### [JOB]
Pull out the part of the data that begins at the very first line and ends with the line containing "column-number: 1 bbox=[230, 156, 245, 181]", both of those lines included. Repeat these lines exactly.

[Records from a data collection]

-- begin --

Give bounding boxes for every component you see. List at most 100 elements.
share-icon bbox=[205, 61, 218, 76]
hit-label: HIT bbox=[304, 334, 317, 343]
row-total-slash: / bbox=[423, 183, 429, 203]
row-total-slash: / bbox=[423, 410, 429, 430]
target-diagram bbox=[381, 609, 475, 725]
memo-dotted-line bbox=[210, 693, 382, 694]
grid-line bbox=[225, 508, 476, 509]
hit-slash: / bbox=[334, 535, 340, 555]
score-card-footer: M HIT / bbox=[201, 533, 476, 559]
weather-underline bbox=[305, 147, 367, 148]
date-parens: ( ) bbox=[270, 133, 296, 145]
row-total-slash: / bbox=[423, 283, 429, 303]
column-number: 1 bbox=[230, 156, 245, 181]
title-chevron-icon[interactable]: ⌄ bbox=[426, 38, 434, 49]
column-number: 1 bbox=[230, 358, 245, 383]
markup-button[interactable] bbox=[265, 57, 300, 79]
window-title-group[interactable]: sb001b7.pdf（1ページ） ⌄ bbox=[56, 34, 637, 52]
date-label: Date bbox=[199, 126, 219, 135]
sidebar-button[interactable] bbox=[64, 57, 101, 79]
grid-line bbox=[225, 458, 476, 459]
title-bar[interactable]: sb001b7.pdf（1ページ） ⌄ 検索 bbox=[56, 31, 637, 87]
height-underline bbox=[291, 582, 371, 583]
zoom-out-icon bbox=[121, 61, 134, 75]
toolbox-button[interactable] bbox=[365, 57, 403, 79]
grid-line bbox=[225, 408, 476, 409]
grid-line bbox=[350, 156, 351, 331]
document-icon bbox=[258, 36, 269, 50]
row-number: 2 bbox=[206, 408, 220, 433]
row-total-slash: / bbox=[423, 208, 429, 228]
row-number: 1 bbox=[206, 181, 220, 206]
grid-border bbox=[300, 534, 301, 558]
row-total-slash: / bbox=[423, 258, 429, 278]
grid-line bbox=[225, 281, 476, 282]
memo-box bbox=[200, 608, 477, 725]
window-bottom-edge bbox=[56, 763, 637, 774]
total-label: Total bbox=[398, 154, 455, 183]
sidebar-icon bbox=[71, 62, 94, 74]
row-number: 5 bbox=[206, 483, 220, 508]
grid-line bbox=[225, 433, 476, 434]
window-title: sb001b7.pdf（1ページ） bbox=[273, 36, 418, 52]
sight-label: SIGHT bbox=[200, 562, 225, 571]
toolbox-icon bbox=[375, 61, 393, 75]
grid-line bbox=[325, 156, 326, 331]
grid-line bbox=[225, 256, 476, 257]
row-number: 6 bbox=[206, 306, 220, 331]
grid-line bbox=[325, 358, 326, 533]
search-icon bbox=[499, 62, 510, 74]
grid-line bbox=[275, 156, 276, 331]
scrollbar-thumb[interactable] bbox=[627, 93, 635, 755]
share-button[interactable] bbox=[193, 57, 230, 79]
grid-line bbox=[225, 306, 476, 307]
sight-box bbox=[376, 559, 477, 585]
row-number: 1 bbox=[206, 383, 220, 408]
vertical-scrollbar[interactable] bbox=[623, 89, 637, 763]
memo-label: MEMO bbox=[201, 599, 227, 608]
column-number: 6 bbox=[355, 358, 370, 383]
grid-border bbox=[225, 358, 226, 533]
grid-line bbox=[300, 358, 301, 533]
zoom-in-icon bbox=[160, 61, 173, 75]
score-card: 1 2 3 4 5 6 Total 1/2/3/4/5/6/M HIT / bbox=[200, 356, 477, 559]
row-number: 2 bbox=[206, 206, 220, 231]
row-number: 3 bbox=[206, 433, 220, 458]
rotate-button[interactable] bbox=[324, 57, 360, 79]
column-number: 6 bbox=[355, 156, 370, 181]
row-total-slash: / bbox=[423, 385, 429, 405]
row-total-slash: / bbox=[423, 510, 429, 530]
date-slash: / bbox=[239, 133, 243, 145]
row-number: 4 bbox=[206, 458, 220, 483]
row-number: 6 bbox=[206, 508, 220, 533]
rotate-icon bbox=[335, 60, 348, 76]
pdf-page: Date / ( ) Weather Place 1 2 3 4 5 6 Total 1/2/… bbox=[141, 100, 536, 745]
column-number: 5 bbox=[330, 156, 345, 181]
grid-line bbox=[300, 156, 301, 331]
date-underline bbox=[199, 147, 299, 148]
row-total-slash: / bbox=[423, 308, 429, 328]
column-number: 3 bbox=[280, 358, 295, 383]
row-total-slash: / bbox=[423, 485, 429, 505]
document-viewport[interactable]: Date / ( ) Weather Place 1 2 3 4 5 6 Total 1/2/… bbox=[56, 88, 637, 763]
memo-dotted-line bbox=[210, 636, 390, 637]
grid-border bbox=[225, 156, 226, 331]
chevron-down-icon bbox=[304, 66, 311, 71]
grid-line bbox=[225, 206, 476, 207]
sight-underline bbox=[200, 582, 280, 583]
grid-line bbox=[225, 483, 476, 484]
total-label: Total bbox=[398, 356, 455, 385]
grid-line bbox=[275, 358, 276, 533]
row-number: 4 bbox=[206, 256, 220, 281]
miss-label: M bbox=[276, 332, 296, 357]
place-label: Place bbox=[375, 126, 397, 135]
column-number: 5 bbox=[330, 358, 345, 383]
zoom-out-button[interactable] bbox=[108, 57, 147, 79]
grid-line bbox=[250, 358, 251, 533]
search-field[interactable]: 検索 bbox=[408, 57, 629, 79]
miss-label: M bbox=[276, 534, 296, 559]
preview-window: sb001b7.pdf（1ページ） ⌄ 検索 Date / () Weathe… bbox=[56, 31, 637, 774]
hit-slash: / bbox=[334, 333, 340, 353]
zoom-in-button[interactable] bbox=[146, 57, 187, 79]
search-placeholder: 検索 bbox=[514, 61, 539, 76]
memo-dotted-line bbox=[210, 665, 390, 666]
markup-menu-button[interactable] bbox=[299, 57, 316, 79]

-- end --

### [REPLY TO THE TASK]
Give bounding boxes for every component you see. List at most 100 elements.
share-icon bbox=[205, 61, 218, 76]
hit-label: HIT bbox=[304, 334, 317, 343]
row-total-slash: / bbox=[423, 183, 429, 203]
row-total-slash: / bbox=[423, 410, 429, 430]
target-diagram bbox=[381, 609, 475, 725]
memo-dotted-line bbox=[210, 693, 382, 694]
grid-line bbox=[225, 508, 476, 509]
hit-slash: / bbox=[334, 535, 340, 555]
score-card-footer: M HIT / bbox=[201, 533, 476, 559]
weather-underline bbox=[305, 147, 367, 148]
date-parens: ( ) bbox=[270, 133, 296, 145]
row-total-slash: / bbox=[423, 283, 429, 303]
column-number: 1 bbox=[230, 156, 245, 181]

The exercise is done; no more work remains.